Given request:
Every record below should be transcribed exactly. Omit the images.

Data shown:
====

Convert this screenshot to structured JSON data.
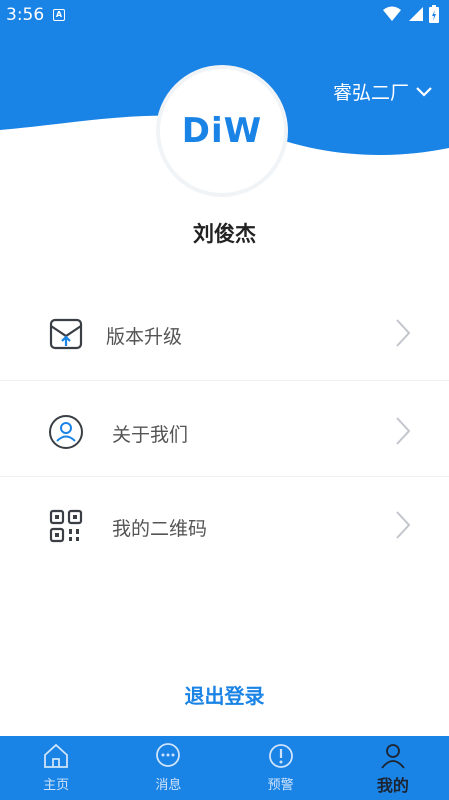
{
  "status_bar": {
    "time": "3:56",
    "notification_glyph": "A"
  },
  "header": {
    "org_name": "睿弘二厂",
    "logo_text": "DiW",
    "user_name": "刘俊杰"
  },
  "menu": {
    "items": [
      {
        "label": "版本升级",
        "icon": "upgrade-box-icon"
      },
      {
        "label": "关于我们",
        "icon": "user-circle-icon"
      },
      {
        "label": "我的二维码",
        "icon": "qr-code-icon"
      }
    ]
  },
  "logout_label": "退出登录",
  "tabbar": {
    "tabs": [
      {
        "label": "主页",
        "icon": "home-icon",
        "active": false
      },
      {
        "label": "消息",
        "icon": "chat-bubble-icon",
        "active": false
      },
      {
        "label": "预警",
        "icon": "alert-icon",
        "active": false
      },
      {
        "label": "我的",
        "icon": "user-icon",
        "active": true
      }
    ]
  },
  "colors": {
    "primary": "#1a83e6",
    "text_dark": "#222222",
    "text_muted": "#555555"
  }
}
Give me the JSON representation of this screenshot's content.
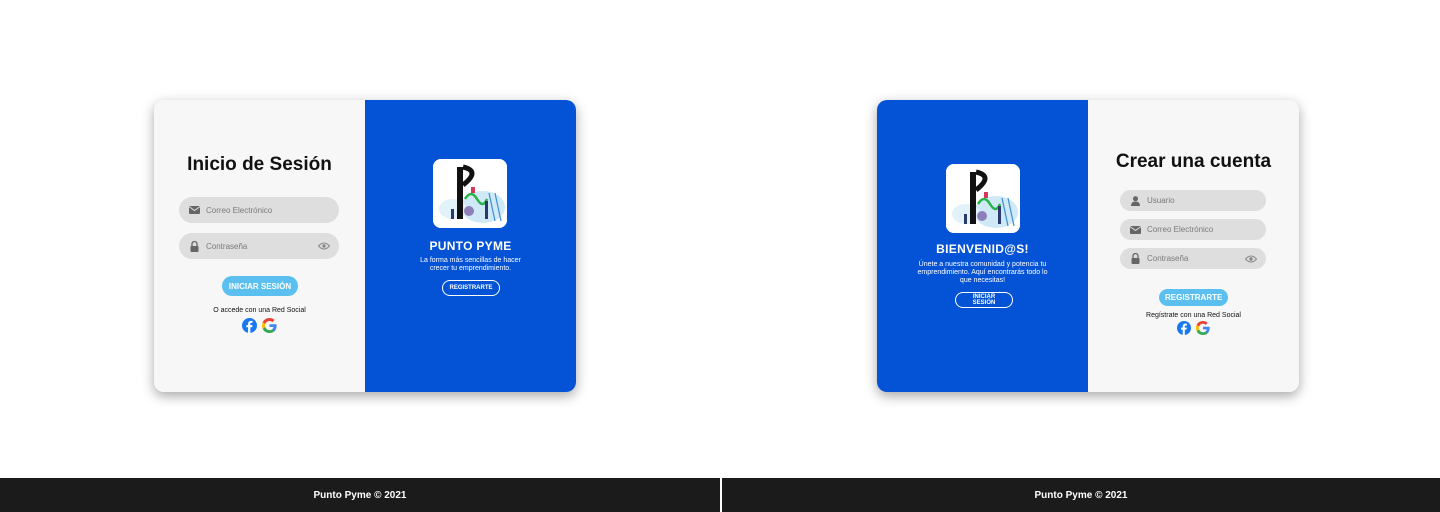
{
  "colors": {
    "brand_blue": "#0453d6",
    "button_blue": "#5bc0f0",
    "footer_bg": "#1b1b1b",
    "field_bg": "#dedede"
  },
  "login": {
    "title": "Inicio de Sesión",
    "email_placeholder": "Correo Electrónico",
    "password_placeholder": "Contraseña",
    "submit_label": "INICIAR SESIÓN",
    "social_text": "O accede con una Red Social",
    "brand": {
      "title": "PUNTO PYME",
      "text": "La forma más sencillas de hacer crecer tu emprendimiento.",
      "button_label": "REGISTRARTE"
    },
    "footer": "Punto Pyme © 2021"
  },
  "register": {
    "title": "Crear una cuenta",
    "user_placeholder": "Usuario",
    "email_placeholder": "Correo Electrónico",
    "password_placeholder": "Contraseña",
    "submit_label": "REGISTRARTE",
    "social_text": "Regístrate con una Red Social",
    "welcome": {
      "title": "BIENVENID@S!",
      "text": "Únete a nuestra comunidad y potencia tu emprendimiento. Aquí encontrarás todo lo que necesitas!",
      "button_label": "INICIAR SESIÓN"
    },
    "footer": "Punto Pyme © 2021"
  },
  "icons": [
    "envelope-icon",
    "lock-icon",
    "eye-icon",
    "user-icon",
    "facebook-icon",
    "google-icon",
    "punto-pyme-logo"
  ]
}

====

Exercise output:
Convert this screenshot to structured JSON data.
{
  "status_bar": {
    "time": "3:56",
    "notification_glyph": "A"
  },
  "header": {
    "org_name": "睿弘二厂",
    "logo_text": "DiW",
    "user_name": "刘俊杰"
  },
  "menu": {
    "items": [
      {
        "label": "版本升级",
        "icon": "upgrade-box-icon"
      },
      {
        "label": "关于我们",
        "icon": "user-circle-icon"
      },
      {
        "label": "我的二维码",
        "icon": "qr-code-icon"
      }
    ]
  },
  "logout_label": "退出登录",
  "tabbar": {
    "tabs": [
      {
        "label": "主页",
        "icon": "home-icon",
        "active": false
      },
      {
        "label": "消息",
        "icon": "chat-bubble-icon",
        "active": false
      },
      {
        "label": "预警",
        "icon": "alert-icon",
        "active": false
      },
      {
        "label": "我的",
        "icon": "user-icon",
        "active": true
      }
    ]
  },
  "colors": {
    "primary": "#1a83e6",
    "text_dark": "#222222",
    "text_muted": "#555555"
  }
}
Give me the JSON representation of this screenshot's content.
{
  "colors": {
    "brand_blue": "#0453d6",
    "button_blue": "#5bc0f0",
    "footer_bg": "#1b1b1b",
    "field_bg": "#dedede"
  },
  "login": {
    "title": "Inicio de Sesión",
    "email_placeholder": "Correo Electrónico",
    "password_placeholder": "Contraseña",
    "submit_label": "INICIAR SESIÓN",
    "social_text": "O accede con una Red Social",
    "brand": {
      "title": "PUNTO PYME",
      "text": "La forma más sencillas de hacer crecer tu emprendimiento.",
      "button_label": "REGISTRARTE"
    },
    "footer": "Punto Pyme © 2021"
  },
  "register": {
    "title": "Crear una cuenta",
    "user_placeholder": "Usuario",
    "email_placeholder": "Correo Electrónico",
    "password_placeholder": "Contraseña",
    "submit_label": "REGISTRARTE",
    "social_text": "Regístrate con una Red Social",
    "welcome": {
      "title": "BIENVENID@S!",
      "text": "Únete a nuestra comunidad y potencia tu emprendimiento. Aquí encontrarás todo lo que necesitas!",
      "button_label": "INICIAR SESIÓN"
    },
    "footer": "Punto Pyme © 2021"
  },
  "icons": [
    "envelope-icon",
    "lock-icon",
    "eye-icon",
    "user-icon",
    "facebook-icon",
    "google-icon",
    "punto-pyme-logo"
  ]
}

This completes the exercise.